STORED RECORDS =
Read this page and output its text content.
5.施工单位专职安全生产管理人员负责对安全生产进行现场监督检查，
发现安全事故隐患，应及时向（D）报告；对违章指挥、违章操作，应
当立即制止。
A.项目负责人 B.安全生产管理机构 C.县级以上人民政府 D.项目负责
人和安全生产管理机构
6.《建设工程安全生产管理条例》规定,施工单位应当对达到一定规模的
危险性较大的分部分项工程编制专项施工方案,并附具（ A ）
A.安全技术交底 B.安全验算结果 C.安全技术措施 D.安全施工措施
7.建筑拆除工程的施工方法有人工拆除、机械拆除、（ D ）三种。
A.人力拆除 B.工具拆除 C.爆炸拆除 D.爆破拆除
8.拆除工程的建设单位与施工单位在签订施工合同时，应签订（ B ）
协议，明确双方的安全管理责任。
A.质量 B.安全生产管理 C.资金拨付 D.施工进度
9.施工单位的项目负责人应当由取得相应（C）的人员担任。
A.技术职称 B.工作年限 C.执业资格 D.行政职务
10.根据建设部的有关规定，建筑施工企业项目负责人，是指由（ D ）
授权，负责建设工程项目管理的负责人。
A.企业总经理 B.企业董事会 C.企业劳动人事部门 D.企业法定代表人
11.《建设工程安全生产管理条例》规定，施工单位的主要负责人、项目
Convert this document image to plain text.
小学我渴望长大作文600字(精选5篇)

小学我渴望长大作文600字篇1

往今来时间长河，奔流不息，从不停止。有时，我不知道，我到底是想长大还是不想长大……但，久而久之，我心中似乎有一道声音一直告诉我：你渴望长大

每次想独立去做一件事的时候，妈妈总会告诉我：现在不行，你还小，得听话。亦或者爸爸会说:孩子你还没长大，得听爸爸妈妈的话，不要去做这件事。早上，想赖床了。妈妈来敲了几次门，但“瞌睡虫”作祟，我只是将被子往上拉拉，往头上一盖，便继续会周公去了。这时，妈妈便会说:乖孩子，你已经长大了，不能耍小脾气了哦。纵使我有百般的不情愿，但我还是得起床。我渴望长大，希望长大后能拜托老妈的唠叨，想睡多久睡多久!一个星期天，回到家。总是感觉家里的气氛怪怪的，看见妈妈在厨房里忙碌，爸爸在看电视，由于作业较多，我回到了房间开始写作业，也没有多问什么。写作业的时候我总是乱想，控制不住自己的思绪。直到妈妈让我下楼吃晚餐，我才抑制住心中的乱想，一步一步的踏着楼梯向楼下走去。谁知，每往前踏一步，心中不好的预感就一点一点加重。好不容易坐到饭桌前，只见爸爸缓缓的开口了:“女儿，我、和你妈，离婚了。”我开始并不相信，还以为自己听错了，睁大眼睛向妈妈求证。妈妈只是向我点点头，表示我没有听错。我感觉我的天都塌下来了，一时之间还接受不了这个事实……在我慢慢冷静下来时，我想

WHAT YOU SHOULD DO = Identify each line containing the string "text" and copy it out.

SOLUTION FOR THIS TASK =
Read this page and output its text content.
Convert this document image to plain text.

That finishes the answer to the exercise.